Work instructions
Extract each line containing the string "screenshot".

Data rows
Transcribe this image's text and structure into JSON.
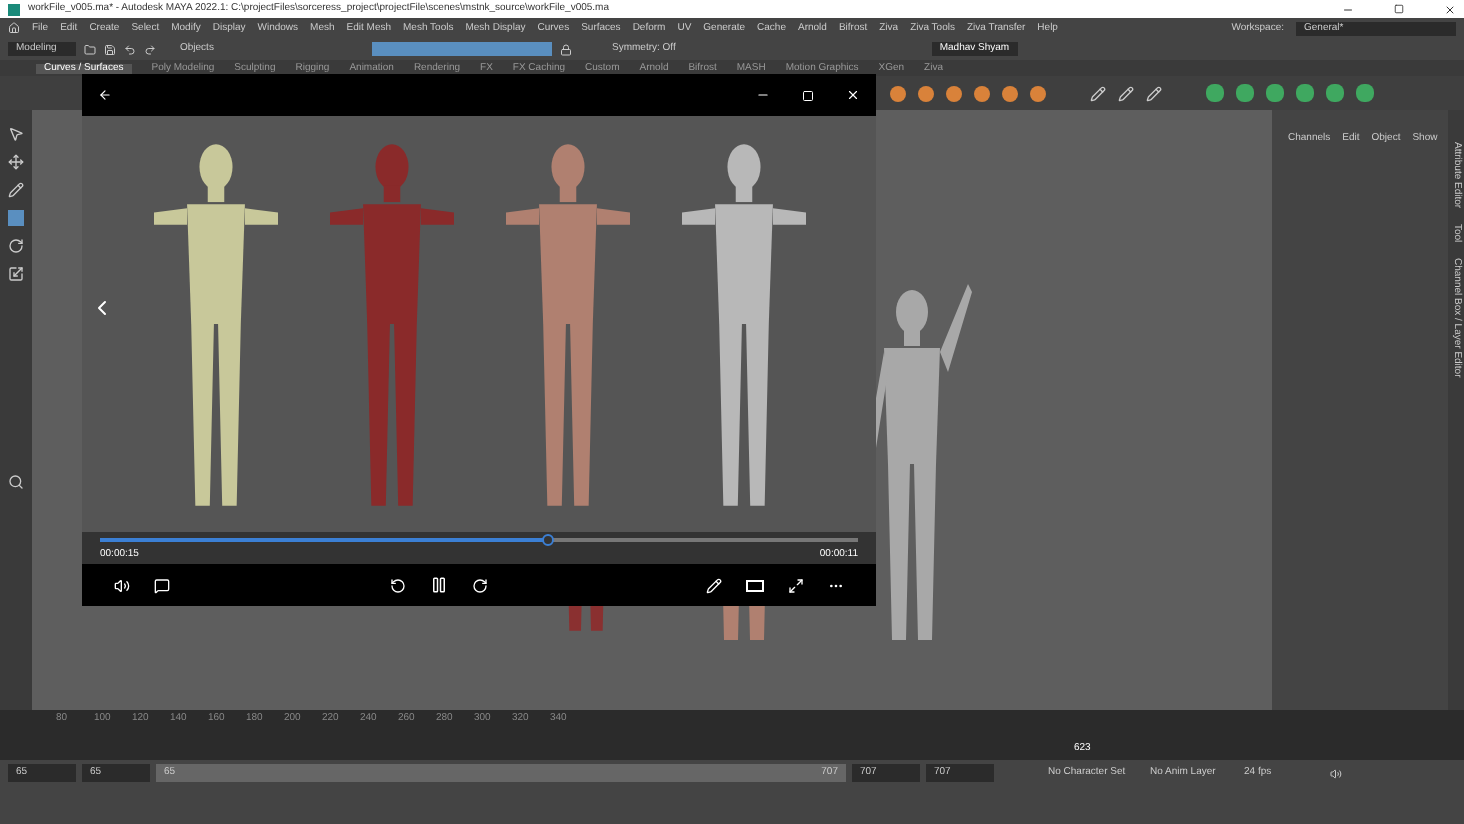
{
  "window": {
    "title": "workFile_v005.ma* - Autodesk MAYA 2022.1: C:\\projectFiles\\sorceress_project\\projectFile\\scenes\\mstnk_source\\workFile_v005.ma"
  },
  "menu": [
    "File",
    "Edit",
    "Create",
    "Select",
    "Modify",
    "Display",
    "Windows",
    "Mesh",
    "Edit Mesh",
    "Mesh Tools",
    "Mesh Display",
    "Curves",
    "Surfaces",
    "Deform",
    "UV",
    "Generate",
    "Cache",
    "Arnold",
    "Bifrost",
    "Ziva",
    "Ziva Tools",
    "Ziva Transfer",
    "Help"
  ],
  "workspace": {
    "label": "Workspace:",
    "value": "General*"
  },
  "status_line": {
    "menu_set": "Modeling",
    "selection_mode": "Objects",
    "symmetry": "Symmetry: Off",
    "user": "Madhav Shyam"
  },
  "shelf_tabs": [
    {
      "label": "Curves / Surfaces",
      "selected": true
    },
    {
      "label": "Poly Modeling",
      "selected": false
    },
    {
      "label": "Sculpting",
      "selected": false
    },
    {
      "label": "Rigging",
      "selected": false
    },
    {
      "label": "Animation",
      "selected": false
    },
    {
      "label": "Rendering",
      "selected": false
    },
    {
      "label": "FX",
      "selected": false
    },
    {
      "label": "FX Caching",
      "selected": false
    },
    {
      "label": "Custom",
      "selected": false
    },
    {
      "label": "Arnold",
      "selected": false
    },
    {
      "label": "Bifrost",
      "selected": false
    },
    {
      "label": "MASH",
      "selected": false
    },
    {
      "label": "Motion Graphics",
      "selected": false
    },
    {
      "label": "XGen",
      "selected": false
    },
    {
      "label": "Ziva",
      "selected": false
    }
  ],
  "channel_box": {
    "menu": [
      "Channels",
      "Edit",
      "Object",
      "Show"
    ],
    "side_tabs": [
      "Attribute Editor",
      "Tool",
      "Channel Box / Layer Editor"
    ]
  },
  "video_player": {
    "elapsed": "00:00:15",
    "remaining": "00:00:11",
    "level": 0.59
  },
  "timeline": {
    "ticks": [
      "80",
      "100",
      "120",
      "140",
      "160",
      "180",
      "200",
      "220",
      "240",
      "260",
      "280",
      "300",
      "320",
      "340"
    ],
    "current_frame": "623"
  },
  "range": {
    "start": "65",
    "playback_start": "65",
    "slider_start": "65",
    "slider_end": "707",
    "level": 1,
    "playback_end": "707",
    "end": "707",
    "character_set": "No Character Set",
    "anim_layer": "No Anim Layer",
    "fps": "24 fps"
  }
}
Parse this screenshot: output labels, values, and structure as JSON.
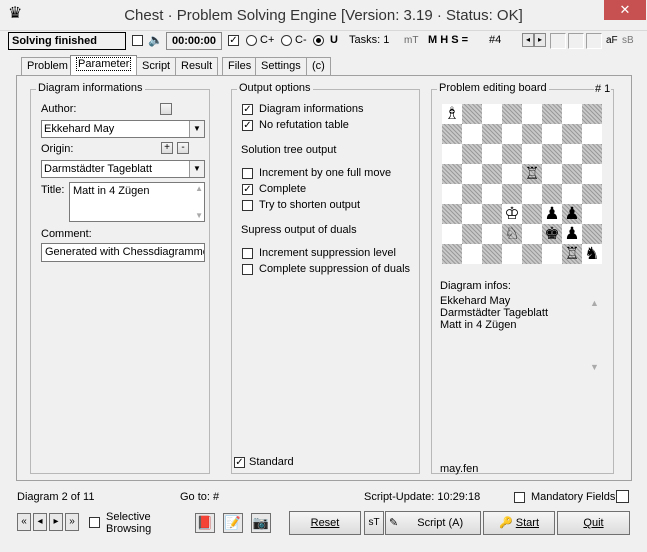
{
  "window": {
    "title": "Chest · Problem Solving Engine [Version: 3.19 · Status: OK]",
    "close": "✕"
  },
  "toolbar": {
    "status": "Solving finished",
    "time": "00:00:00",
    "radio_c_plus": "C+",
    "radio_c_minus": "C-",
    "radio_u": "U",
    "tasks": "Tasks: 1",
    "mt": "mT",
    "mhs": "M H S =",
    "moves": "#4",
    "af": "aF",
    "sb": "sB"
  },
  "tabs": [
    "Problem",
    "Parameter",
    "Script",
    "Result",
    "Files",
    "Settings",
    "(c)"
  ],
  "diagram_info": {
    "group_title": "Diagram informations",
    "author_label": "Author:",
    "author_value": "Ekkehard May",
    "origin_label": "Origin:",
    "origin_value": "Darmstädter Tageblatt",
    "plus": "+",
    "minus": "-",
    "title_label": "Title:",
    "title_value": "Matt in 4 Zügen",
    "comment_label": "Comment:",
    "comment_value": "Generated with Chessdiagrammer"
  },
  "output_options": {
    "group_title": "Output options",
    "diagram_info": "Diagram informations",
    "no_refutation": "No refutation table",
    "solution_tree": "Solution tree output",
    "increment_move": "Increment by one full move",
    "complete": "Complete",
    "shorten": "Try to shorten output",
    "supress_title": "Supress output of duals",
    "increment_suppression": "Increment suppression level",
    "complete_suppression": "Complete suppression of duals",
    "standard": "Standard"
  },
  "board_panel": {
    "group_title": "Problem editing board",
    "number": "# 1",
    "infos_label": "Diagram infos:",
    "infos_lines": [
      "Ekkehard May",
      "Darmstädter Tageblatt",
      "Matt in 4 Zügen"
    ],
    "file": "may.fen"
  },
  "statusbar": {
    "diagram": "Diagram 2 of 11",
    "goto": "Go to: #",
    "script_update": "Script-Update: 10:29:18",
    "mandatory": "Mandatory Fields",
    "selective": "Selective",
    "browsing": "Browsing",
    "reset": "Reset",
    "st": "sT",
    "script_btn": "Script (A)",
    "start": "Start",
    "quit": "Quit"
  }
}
--
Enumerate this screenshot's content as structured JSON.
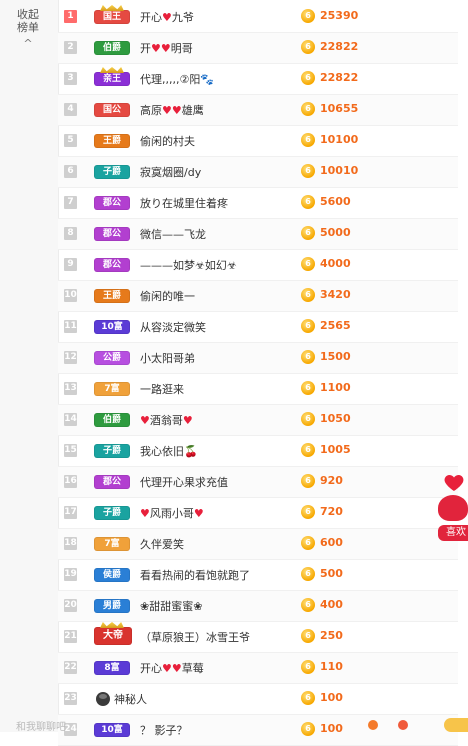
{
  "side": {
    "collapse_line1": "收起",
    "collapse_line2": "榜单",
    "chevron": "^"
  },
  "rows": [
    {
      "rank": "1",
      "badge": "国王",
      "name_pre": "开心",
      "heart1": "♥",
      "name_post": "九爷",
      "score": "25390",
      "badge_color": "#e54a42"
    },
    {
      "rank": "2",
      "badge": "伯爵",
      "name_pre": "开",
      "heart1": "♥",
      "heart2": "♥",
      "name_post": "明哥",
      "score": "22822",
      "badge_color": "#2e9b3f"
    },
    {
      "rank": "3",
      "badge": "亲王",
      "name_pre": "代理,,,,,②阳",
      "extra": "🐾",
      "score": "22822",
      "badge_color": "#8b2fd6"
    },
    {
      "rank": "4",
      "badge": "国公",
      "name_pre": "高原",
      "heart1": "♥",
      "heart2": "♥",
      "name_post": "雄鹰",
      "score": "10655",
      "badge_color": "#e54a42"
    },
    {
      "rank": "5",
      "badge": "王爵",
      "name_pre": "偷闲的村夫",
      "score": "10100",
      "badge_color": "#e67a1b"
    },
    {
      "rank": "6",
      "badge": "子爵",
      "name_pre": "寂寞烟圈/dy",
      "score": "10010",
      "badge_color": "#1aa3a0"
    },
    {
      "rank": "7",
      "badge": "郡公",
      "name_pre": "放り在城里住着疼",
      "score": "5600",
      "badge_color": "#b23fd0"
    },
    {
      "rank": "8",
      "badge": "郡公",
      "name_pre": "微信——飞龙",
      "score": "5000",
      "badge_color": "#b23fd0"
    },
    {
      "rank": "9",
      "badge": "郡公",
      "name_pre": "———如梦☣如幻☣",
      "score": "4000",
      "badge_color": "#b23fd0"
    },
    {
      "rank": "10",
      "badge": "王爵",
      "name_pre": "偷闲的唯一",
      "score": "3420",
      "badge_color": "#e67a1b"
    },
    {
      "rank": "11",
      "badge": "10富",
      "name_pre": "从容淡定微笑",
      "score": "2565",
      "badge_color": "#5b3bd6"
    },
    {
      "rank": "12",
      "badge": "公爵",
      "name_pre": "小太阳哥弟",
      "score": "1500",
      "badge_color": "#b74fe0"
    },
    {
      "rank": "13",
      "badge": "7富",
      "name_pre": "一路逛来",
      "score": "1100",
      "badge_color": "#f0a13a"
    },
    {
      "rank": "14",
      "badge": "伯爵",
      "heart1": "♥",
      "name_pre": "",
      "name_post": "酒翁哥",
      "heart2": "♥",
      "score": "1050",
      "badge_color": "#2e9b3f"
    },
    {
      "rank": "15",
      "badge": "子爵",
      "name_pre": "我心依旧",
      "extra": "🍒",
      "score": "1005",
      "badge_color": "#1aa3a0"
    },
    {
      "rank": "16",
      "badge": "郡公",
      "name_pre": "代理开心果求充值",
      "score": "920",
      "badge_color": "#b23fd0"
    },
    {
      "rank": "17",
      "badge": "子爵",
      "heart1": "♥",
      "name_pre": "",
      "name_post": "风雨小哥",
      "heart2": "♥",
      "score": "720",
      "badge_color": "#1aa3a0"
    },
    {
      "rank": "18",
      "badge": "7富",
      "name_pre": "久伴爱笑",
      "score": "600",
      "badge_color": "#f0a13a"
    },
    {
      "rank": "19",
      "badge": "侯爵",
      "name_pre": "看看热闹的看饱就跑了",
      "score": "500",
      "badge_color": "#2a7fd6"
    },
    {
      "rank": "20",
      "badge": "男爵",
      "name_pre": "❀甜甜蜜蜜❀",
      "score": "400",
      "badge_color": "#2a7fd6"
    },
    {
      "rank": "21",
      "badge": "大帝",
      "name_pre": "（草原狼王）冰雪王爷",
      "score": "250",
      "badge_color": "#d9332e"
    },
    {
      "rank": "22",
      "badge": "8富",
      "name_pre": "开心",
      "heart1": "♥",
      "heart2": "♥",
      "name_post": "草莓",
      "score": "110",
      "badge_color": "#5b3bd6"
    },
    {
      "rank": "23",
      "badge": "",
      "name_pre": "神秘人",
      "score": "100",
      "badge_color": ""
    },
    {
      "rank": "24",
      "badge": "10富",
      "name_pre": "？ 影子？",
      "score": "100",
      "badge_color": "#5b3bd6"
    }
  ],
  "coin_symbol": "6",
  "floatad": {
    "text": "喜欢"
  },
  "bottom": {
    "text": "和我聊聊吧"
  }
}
---
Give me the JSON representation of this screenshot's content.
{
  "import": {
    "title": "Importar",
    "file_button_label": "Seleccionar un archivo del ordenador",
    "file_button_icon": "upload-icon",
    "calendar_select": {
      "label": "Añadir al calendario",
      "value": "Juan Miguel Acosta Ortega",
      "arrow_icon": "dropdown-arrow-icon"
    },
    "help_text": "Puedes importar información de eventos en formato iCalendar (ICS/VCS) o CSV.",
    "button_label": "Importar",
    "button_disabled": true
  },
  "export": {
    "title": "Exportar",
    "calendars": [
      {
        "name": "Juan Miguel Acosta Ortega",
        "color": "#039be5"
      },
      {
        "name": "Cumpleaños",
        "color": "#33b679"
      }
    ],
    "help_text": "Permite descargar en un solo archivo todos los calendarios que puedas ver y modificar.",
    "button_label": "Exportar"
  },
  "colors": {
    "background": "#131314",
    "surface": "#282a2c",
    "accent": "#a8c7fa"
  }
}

Task result
Parse this screenshot: output labels, values, and structure as JSON.
Enumerate this screenshot's content as structured JSON.
Give me the JSON representation of this screenshot's content.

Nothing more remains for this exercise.